━━━ Information supplied ━━━
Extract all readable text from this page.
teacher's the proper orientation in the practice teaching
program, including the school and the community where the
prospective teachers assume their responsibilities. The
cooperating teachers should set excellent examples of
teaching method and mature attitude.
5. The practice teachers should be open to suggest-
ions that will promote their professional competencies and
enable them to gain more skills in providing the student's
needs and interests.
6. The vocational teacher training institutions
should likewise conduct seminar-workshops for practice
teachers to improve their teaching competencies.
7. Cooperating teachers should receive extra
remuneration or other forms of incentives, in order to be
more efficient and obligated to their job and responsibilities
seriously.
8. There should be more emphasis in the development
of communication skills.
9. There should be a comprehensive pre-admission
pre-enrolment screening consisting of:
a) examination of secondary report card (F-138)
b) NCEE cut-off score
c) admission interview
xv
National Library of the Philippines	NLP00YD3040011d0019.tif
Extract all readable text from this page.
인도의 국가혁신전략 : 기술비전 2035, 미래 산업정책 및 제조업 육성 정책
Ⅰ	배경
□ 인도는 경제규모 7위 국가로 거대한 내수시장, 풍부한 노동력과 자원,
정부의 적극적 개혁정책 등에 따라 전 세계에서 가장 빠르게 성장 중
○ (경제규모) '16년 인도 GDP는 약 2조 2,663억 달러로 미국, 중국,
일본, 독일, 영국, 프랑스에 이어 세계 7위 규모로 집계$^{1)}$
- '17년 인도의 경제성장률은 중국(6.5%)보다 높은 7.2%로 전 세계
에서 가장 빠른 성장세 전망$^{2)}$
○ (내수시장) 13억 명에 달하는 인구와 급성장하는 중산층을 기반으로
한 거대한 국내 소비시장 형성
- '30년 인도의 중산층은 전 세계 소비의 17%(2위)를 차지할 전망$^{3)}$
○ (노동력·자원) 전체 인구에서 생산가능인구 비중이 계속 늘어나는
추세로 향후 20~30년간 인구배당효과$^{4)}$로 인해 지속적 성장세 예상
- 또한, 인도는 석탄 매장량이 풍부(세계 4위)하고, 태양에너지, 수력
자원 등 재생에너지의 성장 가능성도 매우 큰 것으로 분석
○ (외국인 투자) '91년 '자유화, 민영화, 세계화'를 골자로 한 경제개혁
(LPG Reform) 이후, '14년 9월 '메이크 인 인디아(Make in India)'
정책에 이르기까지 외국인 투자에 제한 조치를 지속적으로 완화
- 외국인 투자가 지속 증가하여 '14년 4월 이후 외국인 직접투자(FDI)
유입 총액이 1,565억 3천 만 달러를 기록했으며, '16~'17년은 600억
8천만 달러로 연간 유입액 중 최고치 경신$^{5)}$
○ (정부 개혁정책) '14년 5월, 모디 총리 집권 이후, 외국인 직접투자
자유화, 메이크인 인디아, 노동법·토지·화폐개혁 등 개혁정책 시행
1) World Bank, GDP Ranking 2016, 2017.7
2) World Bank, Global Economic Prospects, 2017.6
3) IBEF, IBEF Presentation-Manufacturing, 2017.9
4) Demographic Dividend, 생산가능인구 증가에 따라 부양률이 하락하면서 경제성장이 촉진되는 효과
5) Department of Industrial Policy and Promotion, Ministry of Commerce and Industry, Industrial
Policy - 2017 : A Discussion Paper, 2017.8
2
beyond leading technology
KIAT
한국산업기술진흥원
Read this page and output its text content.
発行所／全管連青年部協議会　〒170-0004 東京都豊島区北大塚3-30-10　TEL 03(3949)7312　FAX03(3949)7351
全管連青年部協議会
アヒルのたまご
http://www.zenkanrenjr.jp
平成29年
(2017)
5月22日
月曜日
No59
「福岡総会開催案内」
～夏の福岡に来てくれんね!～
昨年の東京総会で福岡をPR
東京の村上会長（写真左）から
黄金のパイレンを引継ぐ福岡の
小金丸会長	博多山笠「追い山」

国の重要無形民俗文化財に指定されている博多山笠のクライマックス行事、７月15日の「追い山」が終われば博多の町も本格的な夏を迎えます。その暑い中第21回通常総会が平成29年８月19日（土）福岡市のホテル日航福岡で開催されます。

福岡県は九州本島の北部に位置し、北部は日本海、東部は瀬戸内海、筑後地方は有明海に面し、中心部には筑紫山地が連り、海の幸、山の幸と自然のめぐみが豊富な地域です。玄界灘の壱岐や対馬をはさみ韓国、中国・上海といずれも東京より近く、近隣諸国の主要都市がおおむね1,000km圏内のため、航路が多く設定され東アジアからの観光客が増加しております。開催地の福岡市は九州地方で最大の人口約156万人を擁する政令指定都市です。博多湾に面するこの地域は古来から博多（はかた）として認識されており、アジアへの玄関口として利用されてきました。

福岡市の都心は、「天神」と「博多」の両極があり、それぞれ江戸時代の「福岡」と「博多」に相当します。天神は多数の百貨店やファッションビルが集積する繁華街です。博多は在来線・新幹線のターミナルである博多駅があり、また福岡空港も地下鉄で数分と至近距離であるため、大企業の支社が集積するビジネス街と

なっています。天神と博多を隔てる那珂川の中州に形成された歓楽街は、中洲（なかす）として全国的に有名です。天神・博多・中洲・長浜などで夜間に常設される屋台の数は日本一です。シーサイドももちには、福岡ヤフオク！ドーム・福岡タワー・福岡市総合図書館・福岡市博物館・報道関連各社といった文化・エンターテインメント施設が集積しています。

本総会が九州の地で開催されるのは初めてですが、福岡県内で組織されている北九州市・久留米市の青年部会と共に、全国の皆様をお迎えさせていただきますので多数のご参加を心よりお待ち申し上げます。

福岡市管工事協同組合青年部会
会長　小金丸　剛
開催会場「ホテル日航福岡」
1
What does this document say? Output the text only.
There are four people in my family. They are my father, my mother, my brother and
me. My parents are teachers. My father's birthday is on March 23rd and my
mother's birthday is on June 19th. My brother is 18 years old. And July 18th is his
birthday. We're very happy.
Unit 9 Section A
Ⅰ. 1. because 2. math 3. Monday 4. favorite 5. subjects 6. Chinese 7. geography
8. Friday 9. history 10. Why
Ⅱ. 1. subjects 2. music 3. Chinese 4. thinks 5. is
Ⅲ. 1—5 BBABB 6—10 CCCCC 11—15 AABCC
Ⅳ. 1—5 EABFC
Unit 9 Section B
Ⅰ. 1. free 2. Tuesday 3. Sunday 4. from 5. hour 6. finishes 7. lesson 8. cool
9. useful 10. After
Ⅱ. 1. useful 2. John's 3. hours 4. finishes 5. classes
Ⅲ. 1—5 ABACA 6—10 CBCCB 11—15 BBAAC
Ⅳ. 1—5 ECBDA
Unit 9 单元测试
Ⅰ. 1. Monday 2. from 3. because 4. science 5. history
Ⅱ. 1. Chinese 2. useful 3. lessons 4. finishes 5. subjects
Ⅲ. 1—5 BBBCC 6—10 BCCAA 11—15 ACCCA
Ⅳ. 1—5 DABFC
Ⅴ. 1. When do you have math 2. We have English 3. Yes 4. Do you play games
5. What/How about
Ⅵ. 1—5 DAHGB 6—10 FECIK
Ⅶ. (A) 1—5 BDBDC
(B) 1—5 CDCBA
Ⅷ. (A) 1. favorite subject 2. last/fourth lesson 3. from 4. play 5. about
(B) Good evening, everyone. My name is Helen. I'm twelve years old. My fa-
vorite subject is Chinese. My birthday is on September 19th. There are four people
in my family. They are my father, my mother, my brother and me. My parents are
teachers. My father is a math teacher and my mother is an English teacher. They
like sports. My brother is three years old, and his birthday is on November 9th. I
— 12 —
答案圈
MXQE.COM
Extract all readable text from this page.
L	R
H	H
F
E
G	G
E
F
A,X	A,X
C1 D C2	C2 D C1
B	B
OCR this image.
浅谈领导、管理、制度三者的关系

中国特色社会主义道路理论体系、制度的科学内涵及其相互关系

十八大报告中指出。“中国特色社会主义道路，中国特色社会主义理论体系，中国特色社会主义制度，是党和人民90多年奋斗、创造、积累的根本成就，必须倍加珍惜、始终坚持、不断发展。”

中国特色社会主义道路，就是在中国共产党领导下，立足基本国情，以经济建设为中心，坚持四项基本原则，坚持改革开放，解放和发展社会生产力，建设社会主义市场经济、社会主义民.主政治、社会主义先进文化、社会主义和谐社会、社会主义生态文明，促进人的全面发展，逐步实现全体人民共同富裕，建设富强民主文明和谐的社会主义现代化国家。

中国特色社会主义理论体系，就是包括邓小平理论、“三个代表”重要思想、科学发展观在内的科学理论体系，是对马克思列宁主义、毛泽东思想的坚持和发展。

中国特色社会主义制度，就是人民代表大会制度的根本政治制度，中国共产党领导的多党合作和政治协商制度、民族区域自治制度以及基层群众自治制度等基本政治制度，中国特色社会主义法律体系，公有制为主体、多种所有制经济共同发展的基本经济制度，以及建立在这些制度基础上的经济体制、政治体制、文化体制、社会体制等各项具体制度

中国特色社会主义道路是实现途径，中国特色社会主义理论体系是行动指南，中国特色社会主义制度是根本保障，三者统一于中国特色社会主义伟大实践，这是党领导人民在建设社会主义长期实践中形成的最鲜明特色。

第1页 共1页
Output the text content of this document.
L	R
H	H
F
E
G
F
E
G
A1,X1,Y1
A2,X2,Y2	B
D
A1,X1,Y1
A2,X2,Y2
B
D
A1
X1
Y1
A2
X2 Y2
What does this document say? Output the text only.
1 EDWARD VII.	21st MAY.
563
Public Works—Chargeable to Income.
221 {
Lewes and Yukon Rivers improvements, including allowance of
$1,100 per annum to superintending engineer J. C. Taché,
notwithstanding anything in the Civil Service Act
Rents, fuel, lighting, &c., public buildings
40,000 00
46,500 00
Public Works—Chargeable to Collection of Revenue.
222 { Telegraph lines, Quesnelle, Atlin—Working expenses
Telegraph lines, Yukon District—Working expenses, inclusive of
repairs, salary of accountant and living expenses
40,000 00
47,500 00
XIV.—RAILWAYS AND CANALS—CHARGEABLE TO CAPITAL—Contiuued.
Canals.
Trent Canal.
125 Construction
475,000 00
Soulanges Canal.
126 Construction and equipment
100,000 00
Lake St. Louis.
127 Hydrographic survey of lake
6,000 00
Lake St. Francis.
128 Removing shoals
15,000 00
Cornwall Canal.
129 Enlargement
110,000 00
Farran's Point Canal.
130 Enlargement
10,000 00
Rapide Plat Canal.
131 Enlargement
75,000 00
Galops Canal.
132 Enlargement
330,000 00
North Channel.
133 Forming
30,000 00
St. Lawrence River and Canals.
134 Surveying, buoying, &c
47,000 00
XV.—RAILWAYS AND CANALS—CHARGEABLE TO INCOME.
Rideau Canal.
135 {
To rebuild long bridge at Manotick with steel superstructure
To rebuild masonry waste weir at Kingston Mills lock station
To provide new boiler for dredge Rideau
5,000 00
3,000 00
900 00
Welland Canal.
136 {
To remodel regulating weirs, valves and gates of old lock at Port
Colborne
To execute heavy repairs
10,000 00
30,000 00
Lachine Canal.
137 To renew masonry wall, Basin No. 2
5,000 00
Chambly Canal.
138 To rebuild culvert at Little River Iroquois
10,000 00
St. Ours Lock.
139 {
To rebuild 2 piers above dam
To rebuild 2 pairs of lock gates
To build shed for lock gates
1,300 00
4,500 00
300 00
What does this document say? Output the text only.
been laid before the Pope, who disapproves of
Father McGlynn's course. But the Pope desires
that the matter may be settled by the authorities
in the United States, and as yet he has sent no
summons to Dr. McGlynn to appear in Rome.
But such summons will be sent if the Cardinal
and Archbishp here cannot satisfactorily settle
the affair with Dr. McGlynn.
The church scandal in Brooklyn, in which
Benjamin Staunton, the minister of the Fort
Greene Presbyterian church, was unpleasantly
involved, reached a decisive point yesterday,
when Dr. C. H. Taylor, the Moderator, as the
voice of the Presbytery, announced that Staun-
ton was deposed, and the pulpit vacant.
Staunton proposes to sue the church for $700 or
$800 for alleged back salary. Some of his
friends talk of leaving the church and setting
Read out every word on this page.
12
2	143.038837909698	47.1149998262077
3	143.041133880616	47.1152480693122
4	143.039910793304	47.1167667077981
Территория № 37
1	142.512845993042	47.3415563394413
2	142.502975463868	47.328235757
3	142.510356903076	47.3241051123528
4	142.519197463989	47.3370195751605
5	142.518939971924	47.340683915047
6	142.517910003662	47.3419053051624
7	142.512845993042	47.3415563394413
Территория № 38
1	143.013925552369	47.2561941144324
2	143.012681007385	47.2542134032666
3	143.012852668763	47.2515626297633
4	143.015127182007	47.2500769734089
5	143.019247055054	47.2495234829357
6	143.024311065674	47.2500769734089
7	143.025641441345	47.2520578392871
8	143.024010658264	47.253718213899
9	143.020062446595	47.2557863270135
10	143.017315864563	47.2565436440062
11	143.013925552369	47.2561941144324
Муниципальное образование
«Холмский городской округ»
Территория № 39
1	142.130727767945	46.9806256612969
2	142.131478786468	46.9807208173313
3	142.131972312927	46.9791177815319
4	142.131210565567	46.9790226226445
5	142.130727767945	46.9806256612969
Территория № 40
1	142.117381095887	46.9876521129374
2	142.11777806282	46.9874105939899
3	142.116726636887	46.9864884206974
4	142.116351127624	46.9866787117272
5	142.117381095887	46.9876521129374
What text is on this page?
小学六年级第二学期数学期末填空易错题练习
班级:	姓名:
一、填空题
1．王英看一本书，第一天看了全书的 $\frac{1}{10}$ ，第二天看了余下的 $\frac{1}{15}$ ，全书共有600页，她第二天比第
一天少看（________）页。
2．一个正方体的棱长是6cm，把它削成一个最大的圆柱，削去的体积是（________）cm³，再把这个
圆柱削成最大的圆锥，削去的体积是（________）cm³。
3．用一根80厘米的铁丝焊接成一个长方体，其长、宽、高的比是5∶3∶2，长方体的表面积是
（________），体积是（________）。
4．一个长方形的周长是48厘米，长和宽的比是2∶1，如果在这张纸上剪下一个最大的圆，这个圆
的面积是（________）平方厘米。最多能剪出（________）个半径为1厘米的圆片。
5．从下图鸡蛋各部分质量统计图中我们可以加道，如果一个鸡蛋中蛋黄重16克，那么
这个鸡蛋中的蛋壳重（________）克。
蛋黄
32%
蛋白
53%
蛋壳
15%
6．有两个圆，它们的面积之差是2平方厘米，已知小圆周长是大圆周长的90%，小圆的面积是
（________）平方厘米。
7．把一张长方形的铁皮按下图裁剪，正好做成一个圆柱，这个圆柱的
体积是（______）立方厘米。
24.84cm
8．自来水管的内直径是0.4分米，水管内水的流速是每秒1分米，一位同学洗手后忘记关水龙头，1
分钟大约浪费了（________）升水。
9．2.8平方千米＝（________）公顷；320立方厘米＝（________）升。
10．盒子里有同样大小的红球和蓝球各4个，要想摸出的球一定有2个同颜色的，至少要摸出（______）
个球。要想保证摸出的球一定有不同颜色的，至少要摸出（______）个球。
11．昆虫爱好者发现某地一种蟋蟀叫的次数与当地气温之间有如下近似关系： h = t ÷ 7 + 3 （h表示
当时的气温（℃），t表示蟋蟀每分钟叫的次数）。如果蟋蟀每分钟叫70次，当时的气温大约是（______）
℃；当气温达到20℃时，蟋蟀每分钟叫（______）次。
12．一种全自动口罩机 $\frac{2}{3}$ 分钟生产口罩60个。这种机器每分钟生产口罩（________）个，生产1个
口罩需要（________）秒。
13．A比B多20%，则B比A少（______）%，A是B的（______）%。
━━━
*Stated exercise*.
Gather up the lines that contain the word "Bank".

*Response to the exercise*.
1) World Bank, GDP Ranking 2016, 2017.7
2) World Bank, Global Economic Prospects, 2017.6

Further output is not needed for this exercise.